Task instructions
Spot each line that carries the word "from"; copy those lines.

Materials provided
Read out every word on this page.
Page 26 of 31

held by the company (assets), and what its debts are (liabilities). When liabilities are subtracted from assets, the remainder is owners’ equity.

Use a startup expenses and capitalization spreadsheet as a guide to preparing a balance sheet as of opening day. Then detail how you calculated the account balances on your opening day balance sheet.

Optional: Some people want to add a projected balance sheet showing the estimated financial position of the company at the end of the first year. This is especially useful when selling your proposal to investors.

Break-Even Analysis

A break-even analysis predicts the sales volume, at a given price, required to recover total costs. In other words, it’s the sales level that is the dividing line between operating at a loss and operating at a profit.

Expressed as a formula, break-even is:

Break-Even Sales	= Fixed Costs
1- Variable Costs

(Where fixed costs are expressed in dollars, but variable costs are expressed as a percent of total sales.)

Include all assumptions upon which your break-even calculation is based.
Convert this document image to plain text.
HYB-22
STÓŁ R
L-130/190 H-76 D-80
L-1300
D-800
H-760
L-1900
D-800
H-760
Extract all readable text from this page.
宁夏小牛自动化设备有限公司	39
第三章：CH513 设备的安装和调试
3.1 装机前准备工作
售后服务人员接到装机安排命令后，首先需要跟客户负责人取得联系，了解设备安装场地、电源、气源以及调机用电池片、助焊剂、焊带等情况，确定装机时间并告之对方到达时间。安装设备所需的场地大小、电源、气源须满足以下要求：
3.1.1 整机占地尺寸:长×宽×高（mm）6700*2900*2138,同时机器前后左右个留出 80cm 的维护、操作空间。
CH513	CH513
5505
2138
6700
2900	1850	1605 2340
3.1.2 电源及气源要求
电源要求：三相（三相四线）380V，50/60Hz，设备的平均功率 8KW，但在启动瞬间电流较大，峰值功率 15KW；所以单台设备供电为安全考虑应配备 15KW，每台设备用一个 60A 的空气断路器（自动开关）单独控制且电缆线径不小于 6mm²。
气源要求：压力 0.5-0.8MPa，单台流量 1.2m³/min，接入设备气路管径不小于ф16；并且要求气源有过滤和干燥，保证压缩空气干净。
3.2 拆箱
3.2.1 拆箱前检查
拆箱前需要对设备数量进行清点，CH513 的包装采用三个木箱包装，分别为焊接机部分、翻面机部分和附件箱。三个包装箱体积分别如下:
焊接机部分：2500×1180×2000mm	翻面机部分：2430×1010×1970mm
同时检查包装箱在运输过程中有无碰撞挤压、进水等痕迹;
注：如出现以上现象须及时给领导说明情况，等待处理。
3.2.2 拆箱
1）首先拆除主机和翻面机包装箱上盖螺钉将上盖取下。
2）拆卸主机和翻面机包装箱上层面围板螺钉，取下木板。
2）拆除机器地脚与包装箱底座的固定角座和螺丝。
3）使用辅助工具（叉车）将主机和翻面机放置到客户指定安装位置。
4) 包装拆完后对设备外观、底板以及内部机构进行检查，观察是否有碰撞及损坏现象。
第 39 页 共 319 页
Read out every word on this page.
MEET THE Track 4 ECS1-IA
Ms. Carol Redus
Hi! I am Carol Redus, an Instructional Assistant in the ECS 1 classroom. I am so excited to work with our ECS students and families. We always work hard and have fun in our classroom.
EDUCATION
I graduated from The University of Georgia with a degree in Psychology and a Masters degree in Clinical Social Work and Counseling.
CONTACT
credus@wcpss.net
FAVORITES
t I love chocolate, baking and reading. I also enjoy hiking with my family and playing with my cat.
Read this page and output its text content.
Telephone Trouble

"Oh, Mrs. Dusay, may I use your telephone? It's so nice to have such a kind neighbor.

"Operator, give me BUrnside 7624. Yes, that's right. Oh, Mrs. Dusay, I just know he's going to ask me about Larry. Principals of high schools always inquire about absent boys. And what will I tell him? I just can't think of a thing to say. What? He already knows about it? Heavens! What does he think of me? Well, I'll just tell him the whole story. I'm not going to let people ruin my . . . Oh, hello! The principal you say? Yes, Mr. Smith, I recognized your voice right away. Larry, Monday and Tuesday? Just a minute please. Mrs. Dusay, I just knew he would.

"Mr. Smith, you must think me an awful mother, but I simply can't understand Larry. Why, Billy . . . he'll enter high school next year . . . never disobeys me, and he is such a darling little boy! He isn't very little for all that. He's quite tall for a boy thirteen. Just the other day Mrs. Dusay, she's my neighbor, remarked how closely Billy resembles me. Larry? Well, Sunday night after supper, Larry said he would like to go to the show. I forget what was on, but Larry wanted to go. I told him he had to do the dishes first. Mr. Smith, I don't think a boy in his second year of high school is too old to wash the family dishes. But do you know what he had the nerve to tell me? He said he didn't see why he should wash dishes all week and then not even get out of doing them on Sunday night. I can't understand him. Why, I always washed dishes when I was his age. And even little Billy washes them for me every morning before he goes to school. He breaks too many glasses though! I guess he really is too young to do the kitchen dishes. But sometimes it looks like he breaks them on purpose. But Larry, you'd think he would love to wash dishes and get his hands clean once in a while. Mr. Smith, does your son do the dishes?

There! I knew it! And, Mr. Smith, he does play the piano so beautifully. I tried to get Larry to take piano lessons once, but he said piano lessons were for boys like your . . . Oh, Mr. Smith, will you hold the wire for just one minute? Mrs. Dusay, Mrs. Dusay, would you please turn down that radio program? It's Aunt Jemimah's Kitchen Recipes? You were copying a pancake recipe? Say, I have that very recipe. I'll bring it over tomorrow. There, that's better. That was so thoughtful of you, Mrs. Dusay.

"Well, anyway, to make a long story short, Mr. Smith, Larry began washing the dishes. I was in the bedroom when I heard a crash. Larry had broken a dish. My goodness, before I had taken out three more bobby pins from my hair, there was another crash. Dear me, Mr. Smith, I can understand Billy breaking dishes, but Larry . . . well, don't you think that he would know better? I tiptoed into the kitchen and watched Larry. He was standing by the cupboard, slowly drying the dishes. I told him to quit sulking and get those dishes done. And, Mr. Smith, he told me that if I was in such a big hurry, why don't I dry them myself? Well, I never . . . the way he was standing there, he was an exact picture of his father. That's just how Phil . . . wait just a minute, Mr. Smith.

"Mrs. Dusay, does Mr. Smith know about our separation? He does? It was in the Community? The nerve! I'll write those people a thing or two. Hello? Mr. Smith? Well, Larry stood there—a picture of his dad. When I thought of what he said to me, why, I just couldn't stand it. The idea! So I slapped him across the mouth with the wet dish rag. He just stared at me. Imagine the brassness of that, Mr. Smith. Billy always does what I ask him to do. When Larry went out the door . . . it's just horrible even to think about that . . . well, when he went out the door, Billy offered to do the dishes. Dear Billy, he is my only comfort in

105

Response to the task
held by the company (assets), and what its debts are (liabilities). When liabilities are subtracted from assets, the remainder is owners’ equity.
Extract all readable text from this page.
I graduated from The University of Georgia with a degree in Psychology and a Masters degree in Clinical Social Work and Counseling.
"Well, anyway, to make a long story short, Mr. Smith, Larry began washing the dishes. I was in the bedroom when I heard a crash. Larry had broken a dish. My goodness, before I had taken out three more bobby pins from my hair, there was another crash. Dear me, Mr. Smith, I can understand Billy breaking dishes, but Larry . . . well, don't you think that he would know better? I tiptoed into the kitchen and watched Larry. He was standing by the cupboard, slowly drying the dishes. I told him to quit sulking and get those dishes done. And, Mr. Smith, he told me that if I was in such a big hurry, why don't I dry them myself? Well, I never . . . the way he was standing there, he was an exact picture of his father. That's just how Phil . . . wait just a minute, Mr. Smith.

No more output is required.